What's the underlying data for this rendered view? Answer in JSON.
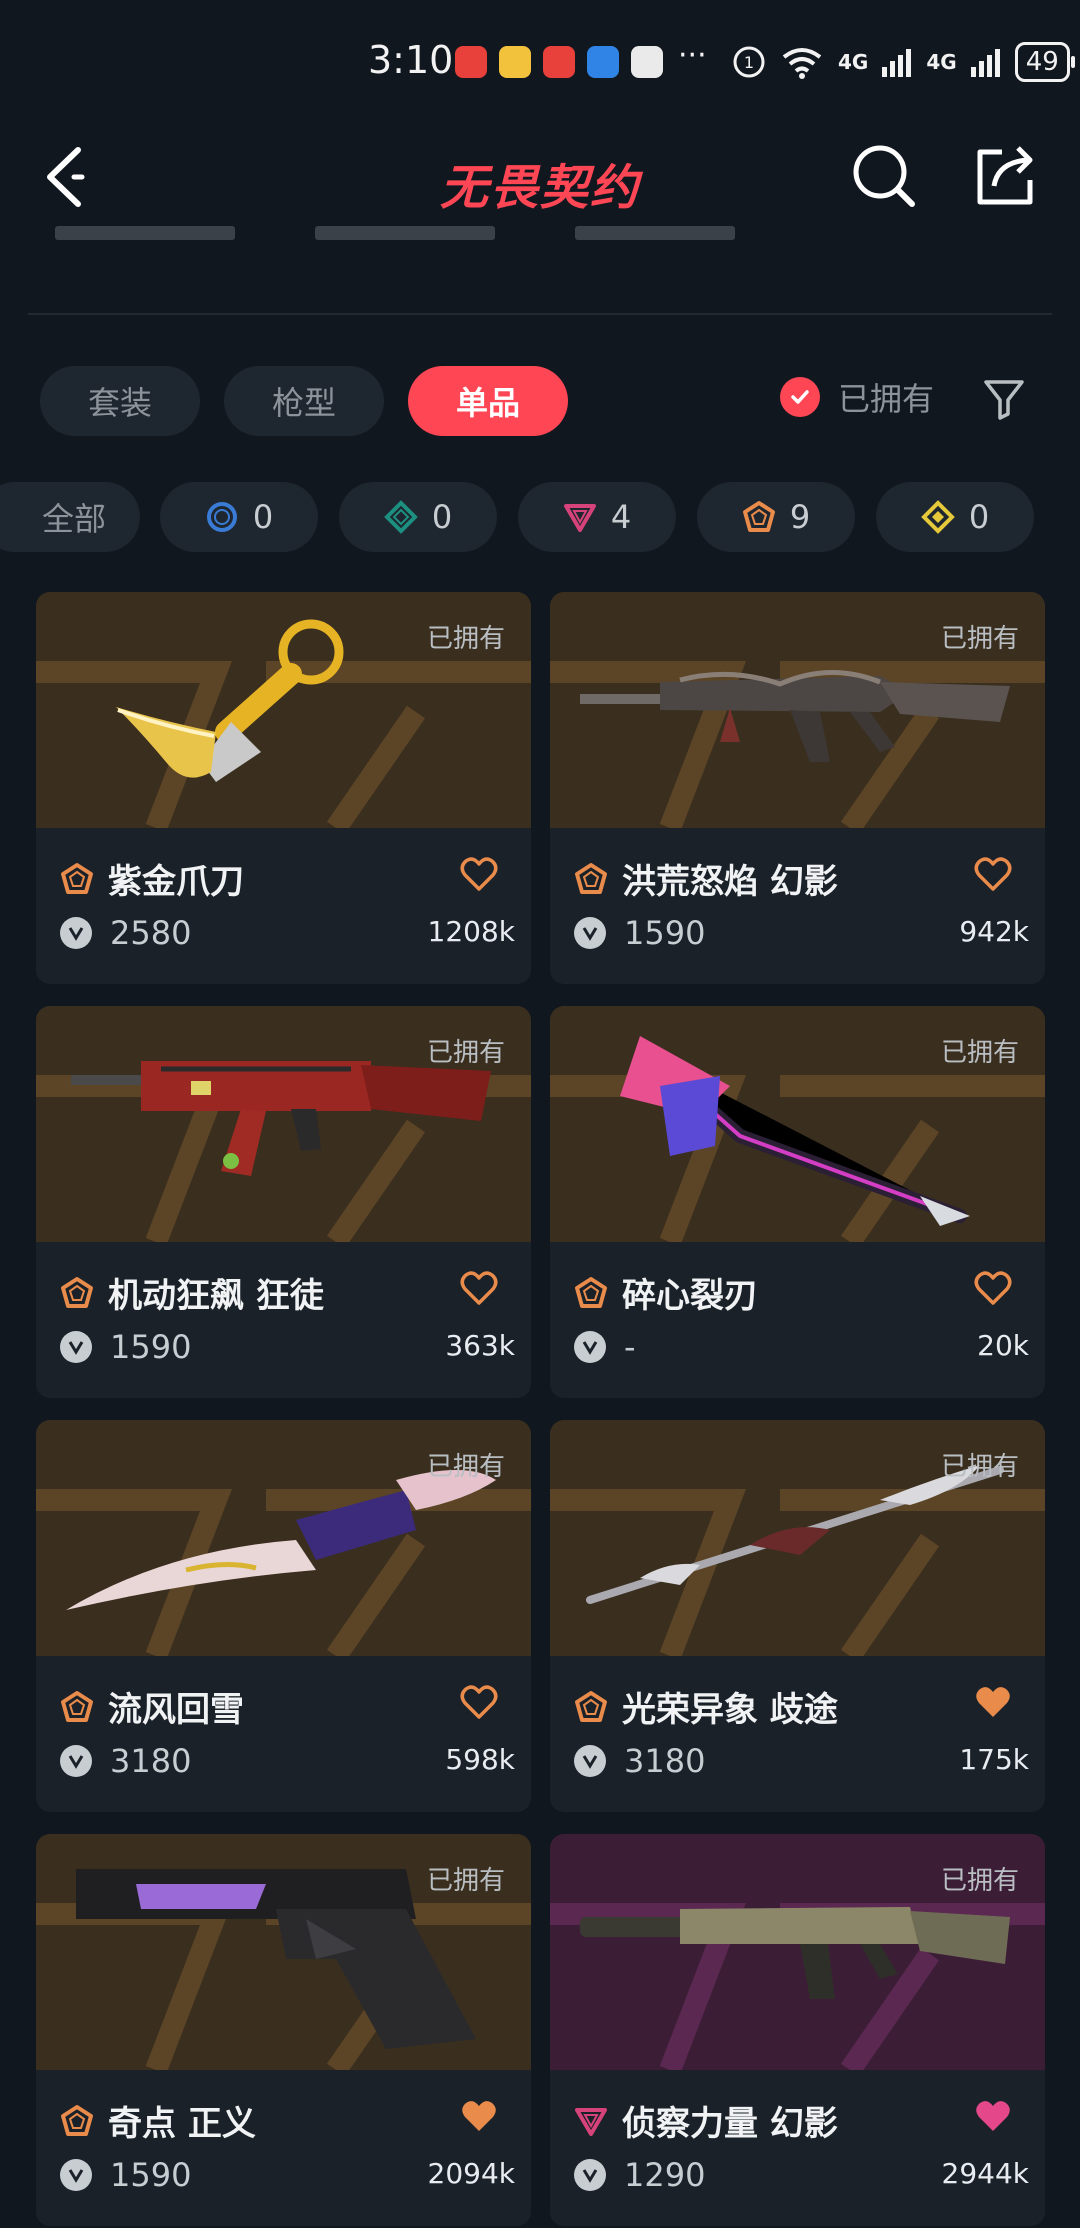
{
  "status_bar": {
    "time": "3:10",
    "battery": "49",
    "network_1": "4G",
    "network_2": "4G"
  },
  "header": {
    "title": "无畏契约"
  },
  "tabs": [
    {
      "label": "套装",
      "active": false
    },
    {
      "label": "枪型",
      "active": false
    },
    {
      "label": "单品",
      "active": true
    }
  ],
  "owned_filter": {
    "label": "已拥有",
    "checked": true
  },
  "rarity_chips": [
    {
      "label": "全部",
      "count": ""
    },
    {
      "label": "select",
      "count": "0",
      "color": "#3a7bd5"
    },
    {
      "label": "deluxe",
      "count": "0",
      "color": "#1d8f80"
    },
    {
      "label": "premium",
      "count": "4",
      "color": "#d6437a"
    },
    {
      "label": "exclusive",
      "count": "9",
      "color": "#e98b4a"
    },
    {
      "label": "ultra",
      "count": "0",
      "color": "#e6c93a"
    }
  ],
  "cards": [
    {
      "name": "紫金爪刀",
      "price": "2580",
      "likes": "1208k",
      "owned": "已拥有",
      "tier": "exclusive",
      "liked": false
    },
    {
      "name": "洪荒怒焰 幻影",
      "price": "1590",
      "likes": "942k",
      "owned": "已拥有",
      "tier": "exclusive",
      "liked": false
    },
    {
      "name": "机动狂飙 狂徒",
      "price": "1590",
      "likes": "363k",
      "owned": "已拥有",
      "tier": "exclusive",
      "liked": false
    },
    {
      "name": "碎心裂刃",
      "price": "-",
      "likes": "20k",
      "owned": "已拥有",
      "tier": "exclusive",
      "liked": false
    },
    {
      "name": "流风回雪",
      "price": "3180",
      "likes": "598k",
      "owned": "已拥有",
      "tier": "exclusive",
      "liked": false
    },
    {
      "name": "光荣异象 歧途",
      "price": "3180",
      "likes": "175k",
      "owned": "已拥有",
      "tier": "exclusive",
      "liked": true
    },
    {
      "name": "奇点 正义",
      "price": "1590",
      "likes": "2094k",
      "owned": "已拥有",
      "tier": "exclusive",
      "liked": true
    },
    {
      "name": "侦察力量 幻影",
      "price": "1290",
      "likes": "2944k",
      "owned": "已拥有",
      "tier": "premium",
      "liked": true
    }
  ],
  "colors": {
    "accent": "#ff4655",
    "exclusive": "#e98b4a",
    "premium": "#d6437a",
    "background": "#11171f"
  }
}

• WRITTEN INSTRUCTION: Reproduce the full listing above verbatim, with no pictures included.

• THE COMPLETED TASK:
What's the underlying data for this rendered view? Answer in JSON.
{
  "status_bar": {
    "time": "3:10",
    "battery": "49",
    "network_1": "4G",
    "network_2": "4G"
  },
  "header": {
    "title": "无畏契约"
  },
  "tabs": [
    {
      "label": "套装",
      "active": false
    },
    {
      "label": "枪型",
      "active": false
    },
    {
      "label": "单品",
      "active": true
    }
  ],
  "owned_filter": {
    "label": "已拥有",
    "checked": true
  },
  "rarity_chips": [
    {
      "label": "全部",
      "count": ""
    },
    {
      "label": "select",
      "count": "0",
      "color": "#3a7bd5"
    },
    {
      "label": "deluxe",
      "count": "0",
      "color": "#1d8f80"
    },
    {
      "label": "premium",
      "count": "4",
      "color": "#d6437a"
    },
    {
      "label": "exclusive",
      "count": "9",
      "color": "#e98b4a"
    },
    {
      "label": "ultra",
      "count": "0",
      "color": "#e6c93a"
    }
  ],
  "cards": [
    {
      "name": "紫金爪刀",
      "price": "2580",
      "likes": "1208k",
      "owned": "已拥有",
      "tier": "exclusive",
      "liked": false
    },
    {
      "name": "洪荒怒焰 幻影",
      "price": "1590",
      "likes": "942k",
      "owned": "已拥有",
      "tier": "exclusive",
      "liked": false
    },
    {
      "name": "机动狂飙 狂徒",
      "price": "1590",
      "likes": "363k",
      "owned": "已拥有",
      "tier": "exclusive",
      "liked": false
    },
    {
      "name": "碎心裂刃",
      "price": "-",
      "likes": "20k",
      "owned": "已拥有",
      "tier": "exclusive",
      "liked": false
    },
    {
      "name": "流风回雪",
      "price": "3180",
      "likes": "598k",
      "owned": "已拥有",
      "tier": "exclusive",
      "liked": false
    },
    {
      "name": "光荣异象 歧途",
      "price": "3180",
      "likes": "175k",
      "owned": "已拥有",
      "tier": "exclusive",
      "liked": true
    },
    {
      "name": "奇点 正义",
      "price": "1590",
      "likes": "2094k",
      "owned": "已拥有",
      "tier": "exclusive",
      "liked": true
    },
    {
      "name": "侦察力量 幻影",
      "price": "1290",
      "likes": "2944k",
      "owned": "已拥有",
      "tier": "premium",
      "liked": true
    }
  ],
  "colors": {
    "accent": "#ff4655",
    "exclusive": "#e98b4a",
    "premium": "#d6437a",
    "background": "#11171f"
  }
}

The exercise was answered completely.